The task: For the listing underneath, give the count of lines containing the string "this" and nothing further.

begin The records

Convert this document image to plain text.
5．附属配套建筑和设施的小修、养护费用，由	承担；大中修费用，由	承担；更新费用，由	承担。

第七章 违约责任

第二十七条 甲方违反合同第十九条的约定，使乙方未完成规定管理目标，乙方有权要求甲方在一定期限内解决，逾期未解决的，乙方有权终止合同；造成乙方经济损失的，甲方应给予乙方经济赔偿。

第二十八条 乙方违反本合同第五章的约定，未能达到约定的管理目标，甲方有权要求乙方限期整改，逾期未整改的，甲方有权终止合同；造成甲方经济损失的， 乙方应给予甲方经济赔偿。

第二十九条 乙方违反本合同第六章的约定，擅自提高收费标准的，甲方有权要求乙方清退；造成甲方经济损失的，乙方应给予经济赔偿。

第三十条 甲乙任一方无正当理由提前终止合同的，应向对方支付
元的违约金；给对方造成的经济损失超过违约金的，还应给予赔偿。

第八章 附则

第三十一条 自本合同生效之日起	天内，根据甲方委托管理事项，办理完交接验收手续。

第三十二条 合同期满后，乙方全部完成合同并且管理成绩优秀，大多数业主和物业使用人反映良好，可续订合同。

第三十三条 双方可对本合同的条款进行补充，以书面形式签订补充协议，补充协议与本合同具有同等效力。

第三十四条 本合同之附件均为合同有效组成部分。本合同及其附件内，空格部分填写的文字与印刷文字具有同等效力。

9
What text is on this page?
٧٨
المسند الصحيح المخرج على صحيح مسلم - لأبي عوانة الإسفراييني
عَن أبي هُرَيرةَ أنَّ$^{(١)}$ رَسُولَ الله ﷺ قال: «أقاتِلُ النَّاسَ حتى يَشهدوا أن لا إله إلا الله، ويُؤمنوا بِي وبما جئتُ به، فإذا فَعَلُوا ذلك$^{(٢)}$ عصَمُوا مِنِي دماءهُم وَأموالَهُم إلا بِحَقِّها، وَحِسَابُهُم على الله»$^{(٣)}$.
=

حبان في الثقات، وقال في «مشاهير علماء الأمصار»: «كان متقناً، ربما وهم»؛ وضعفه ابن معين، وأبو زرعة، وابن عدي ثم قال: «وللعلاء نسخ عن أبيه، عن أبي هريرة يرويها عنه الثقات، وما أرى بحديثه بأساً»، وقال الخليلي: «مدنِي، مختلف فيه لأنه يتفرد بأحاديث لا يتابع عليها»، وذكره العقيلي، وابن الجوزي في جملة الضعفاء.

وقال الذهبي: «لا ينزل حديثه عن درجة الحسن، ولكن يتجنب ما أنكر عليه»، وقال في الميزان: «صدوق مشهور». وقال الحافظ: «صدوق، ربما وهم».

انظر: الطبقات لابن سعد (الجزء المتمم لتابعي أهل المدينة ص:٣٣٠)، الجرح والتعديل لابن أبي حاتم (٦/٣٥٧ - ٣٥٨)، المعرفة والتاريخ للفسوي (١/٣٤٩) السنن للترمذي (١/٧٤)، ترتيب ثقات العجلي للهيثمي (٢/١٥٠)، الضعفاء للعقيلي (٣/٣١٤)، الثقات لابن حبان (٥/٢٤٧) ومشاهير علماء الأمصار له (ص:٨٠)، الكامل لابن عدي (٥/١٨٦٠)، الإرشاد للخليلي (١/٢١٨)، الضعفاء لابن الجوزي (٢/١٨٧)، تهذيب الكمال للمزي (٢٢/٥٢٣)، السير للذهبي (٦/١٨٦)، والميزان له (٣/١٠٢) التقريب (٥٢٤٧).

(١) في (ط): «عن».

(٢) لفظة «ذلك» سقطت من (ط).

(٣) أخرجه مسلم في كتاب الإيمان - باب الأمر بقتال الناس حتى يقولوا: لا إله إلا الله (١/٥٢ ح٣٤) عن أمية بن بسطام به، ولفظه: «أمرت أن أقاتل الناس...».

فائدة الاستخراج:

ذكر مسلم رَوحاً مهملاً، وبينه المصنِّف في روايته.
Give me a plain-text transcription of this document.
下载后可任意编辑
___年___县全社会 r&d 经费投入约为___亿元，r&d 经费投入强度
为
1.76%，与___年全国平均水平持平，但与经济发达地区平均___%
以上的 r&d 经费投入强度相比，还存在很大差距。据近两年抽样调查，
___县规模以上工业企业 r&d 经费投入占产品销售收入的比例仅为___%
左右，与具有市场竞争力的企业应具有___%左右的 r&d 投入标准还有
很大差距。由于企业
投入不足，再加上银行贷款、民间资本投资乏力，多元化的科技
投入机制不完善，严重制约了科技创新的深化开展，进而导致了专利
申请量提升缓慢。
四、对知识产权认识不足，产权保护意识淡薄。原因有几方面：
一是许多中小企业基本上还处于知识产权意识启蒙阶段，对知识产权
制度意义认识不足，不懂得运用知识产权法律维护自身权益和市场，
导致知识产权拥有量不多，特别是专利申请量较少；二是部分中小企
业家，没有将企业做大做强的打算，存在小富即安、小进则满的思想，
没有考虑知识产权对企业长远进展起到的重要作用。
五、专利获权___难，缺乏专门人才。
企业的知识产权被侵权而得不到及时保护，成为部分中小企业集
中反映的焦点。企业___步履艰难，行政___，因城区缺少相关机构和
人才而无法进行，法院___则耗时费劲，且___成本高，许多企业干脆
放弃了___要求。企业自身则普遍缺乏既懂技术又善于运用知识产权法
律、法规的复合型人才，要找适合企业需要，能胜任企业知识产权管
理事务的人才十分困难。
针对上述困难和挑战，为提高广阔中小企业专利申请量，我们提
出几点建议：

end The records

Complete answer: 3